What this task involves:
Please set out every line of the records below as a JSON list of strings, one string per line, with blank lines dropped. Leave the pictures out of the answer.
#### Extracted material
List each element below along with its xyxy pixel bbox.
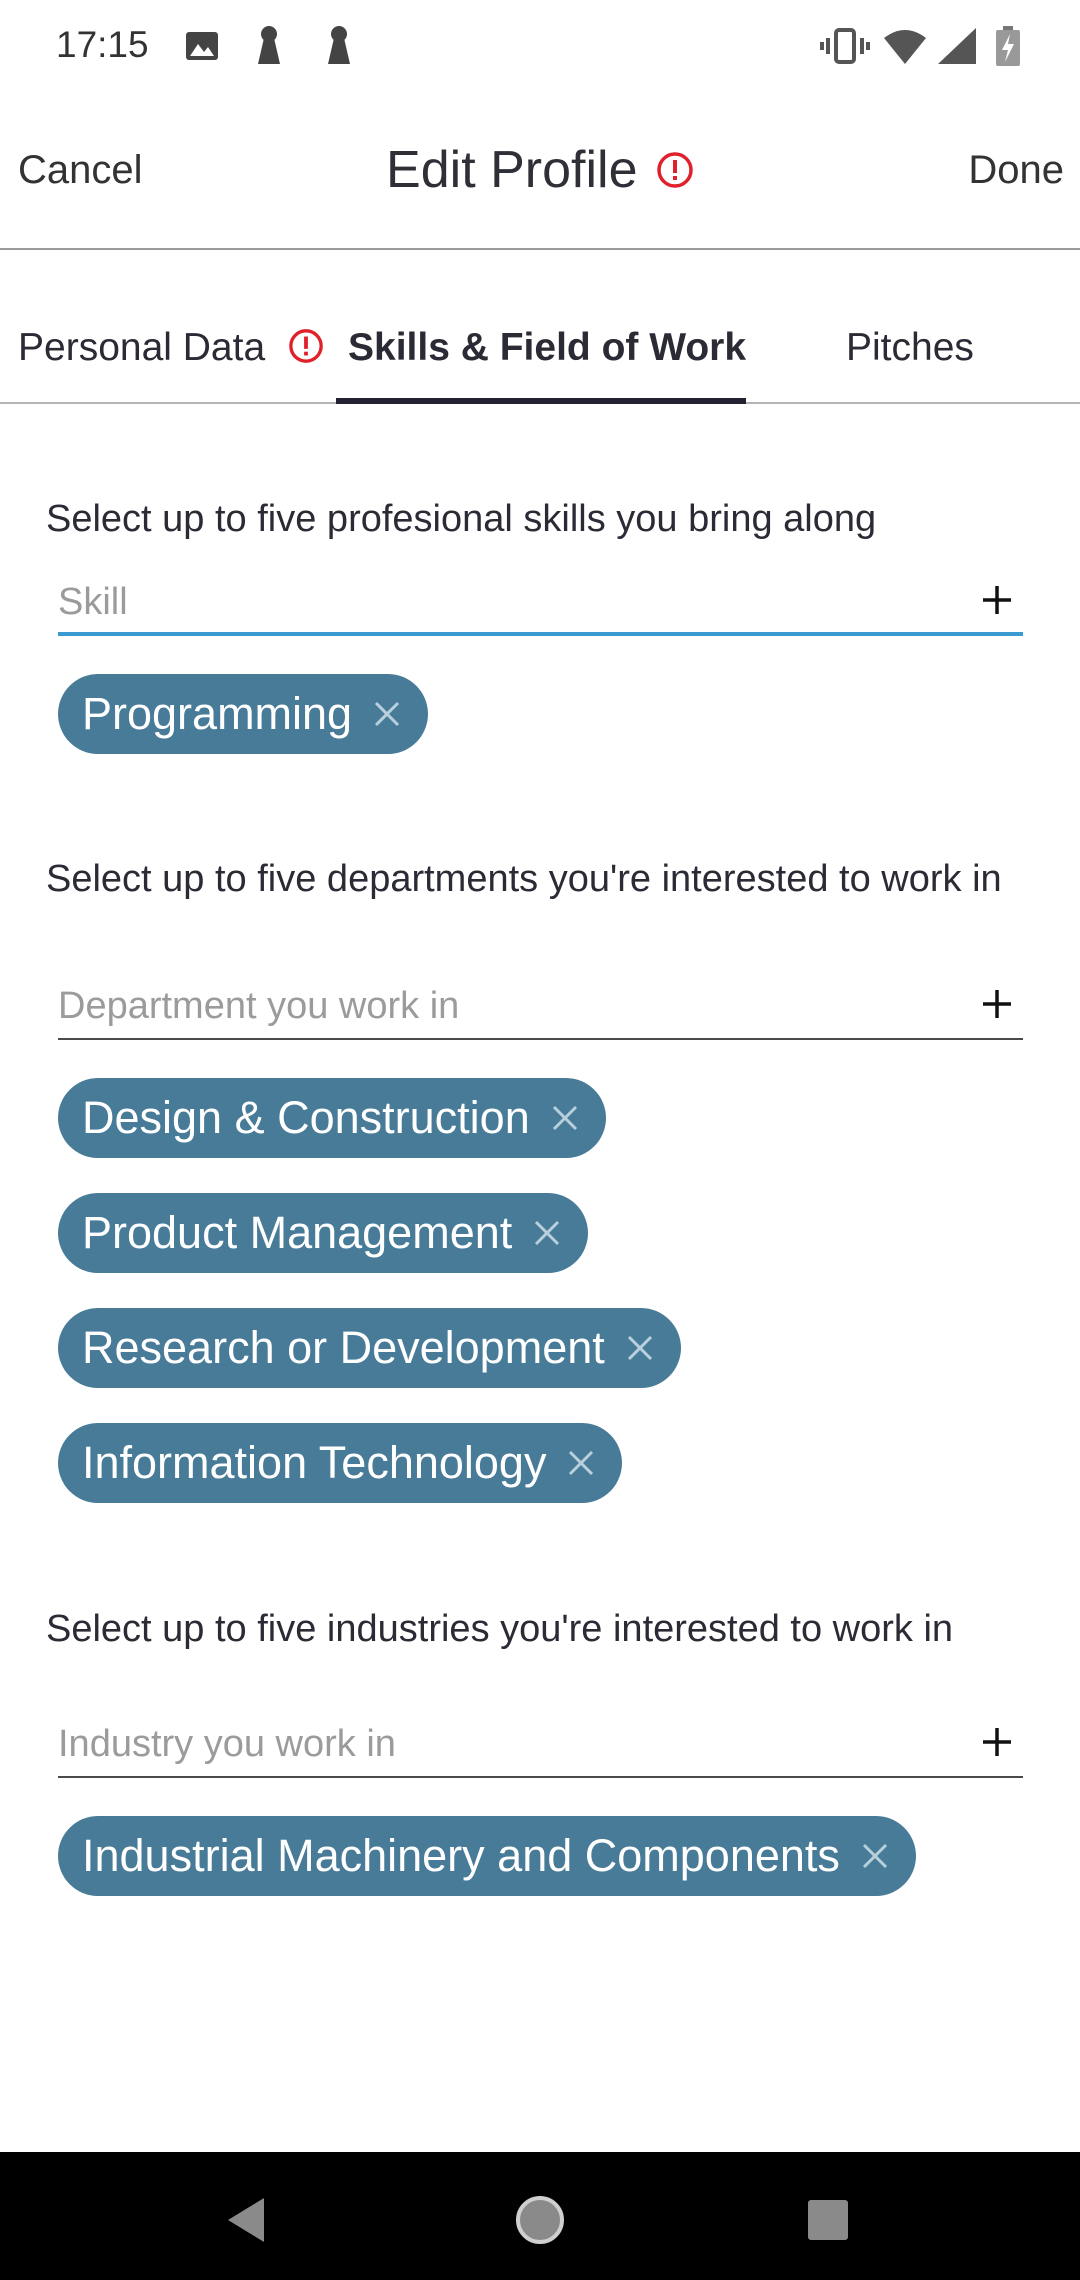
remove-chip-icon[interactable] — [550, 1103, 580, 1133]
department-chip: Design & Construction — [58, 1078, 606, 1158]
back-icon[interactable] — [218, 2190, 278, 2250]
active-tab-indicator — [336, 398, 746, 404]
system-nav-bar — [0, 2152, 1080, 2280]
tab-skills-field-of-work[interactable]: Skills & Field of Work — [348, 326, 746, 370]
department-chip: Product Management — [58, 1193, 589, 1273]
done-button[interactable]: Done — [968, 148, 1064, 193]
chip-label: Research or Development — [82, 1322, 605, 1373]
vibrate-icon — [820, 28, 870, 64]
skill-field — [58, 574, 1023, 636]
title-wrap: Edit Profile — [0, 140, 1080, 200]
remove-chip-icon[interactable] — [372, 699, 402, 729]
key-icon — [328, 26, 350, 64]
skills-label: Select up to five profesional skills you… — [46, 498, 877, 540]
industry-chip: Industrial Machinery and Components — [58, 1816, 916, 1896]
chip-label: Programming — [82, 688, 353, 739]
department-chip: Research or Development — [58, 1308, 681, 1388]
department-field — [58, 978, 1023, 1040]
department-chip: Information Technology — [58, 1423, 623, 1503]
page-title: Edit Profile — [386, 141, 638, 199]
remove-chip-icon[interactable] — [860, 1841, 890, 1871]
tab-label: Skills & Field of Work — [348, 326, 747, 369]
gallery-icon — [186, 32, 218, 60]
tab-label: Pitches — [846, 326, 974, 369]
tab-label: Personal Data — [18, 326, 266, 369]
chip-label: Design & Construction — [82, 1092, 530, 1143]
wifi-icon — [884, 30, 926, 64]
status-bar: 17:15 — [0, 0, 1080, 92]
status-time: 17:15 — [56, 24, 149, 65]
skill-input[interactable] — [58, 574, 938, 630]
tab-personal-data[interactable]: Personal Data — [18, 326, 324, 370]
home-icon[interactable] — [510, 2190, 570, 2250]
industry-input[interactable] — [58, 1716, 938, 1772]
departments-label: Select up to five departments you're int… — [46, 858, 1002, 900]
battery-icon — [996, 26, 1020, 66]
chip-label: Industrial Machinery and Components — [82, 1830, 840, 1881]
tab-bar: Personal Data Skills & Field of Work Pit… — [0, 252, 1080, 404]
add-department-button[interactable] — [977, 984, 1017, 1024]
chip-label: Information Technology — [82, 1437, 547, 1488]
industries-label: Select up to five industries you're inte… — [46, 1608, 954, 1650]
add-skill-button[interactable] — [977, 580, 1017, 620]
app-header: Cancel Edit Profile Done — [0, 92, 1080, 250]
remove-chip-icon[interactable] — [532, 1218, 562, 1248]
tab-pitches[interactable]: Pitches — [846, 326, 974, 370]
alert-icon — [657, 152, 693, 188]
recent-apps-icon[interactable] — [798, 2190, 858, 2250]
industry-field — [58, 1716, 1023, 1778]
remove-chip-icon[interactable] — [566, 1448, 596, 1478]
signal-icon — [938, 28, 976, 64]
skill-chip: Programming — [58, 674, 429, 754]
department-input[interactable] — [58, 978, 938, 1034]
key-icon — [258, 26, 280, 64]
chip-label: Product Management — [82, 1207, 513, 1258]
########
Solution to this problem:
[
  "List each element below along with its xyxy pixel bbox.",
  "remove-chip-icon[interactable] — [550, 1103, 580, 1133]",
  "department-chip: Design & Construction — [58, 1078, 606, 1158]",
  "back-icon[interactable] — [218, 2190, 278, 2250]",
  "active-tab-indicator — [336, 398, 746, 404]",
  "system-nav-bar — [0, 2152, 1080, 2280]",
  "tab-skills-field-of-work[interactable]: Skills & Field of Work — [348, 326, 746, 370]",
  "department-chip: Product Management — [58, 1193, 589, 1273]",
  "done-button[interactable]: Done — [968, 148, 1064, 193]",
  "chip-label: Research or Development — [82, 1322, 605, 1373]",
  "vibrate-icon — [820, 28, 870, 64]",
  "skill-field — [58, 574, 1023, 636]",
  "title-wrap: Edit Profile — [0, 140, 1080, 200]",
  "remove-chip-icon[interactable] — [372, 699, 402, 729]",
  "key-icon — [328, 26, 350, 64]",
  "skills-label: Select up to five profesional skills you… — [46, 498, 877, 540]",
  "industry-chip: Industrial Machinery and Components — [58, 1816, 916, 1896]",
  "chip-label: Programming — [82, 688, 353, 739]",
  "department-chip: Research or Development — [58, 1308, 681, 1388]",
  "department-field — [58, 978, 1023, 1040]",
  "department-chip: Information Technology — [58, 1423, 623, 1503]",
  "page-title: Edit Profile — [386, 141, 638, 199]",
  "remove-chip-icon[interactable] — [860, 1841, 890, 1871]",
  "tab-label: Skills & Field of Work — [348, 326, 747, 369]",
  "gallery-icon — [186, 32, 218, 60]",
  "tab-label: Pitches — [846, 326, 974, 369]",
  "tab-label: Personal Data — [18, 326, 266, 369]",
  "chip-label: Design & Construction — [82, 1092, 530, 1143]",
  "wifi-icon — [884, 30, 926, 64]",
  "status-bar: 17:15 — [0, 0, 1080, 92]",
  "status-time: 17:15 — [56, 24, 149, 65]",
  "skill-input[interactable] — [58, 574, 938, 630]",
  "tab-personal-data[interactable]: Personal Data — [18, 326, 324, 370]",
  "home-icon[interactable] — [510, 2190, 570, 2250]",
  "industry-input[interactable] — [58, 1716, 938, 1772]",
  "departments-label: Select up to five departments you're int… — [46, 858, 1002, 900]",
  "battery-icon — [996, 26, 1020, 66]",
  "chip-label: Industrial Machinery and Components — [82, 1830, 840, 1881]",
  "tab-bar: Personal Data Skills & Field of Work Pit… — [0, 252, 1080, 404]",
  "add-department-button[interactable] — [977, 984, 1017, 1024]",
  "chip-label: Information Technology — [82, 1437, 547, 1488]",
  "industries-label: Select up to five industries you're inte… — [46, 1608, 954, 1650]",
  "add-skill-button[interactable] — [977, 580, 1017, 620]",
  "app-header: Cancel Edit Profile Done — [0, 92, 1080, 250]",
  "remove-chip-icon[interactable] — [532, 1218, 562, 1248]",
  "tab-pitches[interactable]: Pitches — [846, 326, 974, 370]",
  "alert-icon — [657, 152, 693, 188]",
  "recent-apps-icon[interactable] — [798, 2190, 858, 2250]",
  "industry-field — [58, 1716, 1023, 1778]",
  "remove-chip-icon[interactable] — [566, 1448, 596, 1478]",
  "signal-icon — [938, 28, 976, 64]",
  "skill-chip: Programming — [58, 674, 429, 754]",
  "department-input[interactable] — [58, 978, 938, 1034]",
  "key-icon — [258, 26, 280, 64]",
  "chip-label: Product Management — [82, 1207, 513, 1258]"
]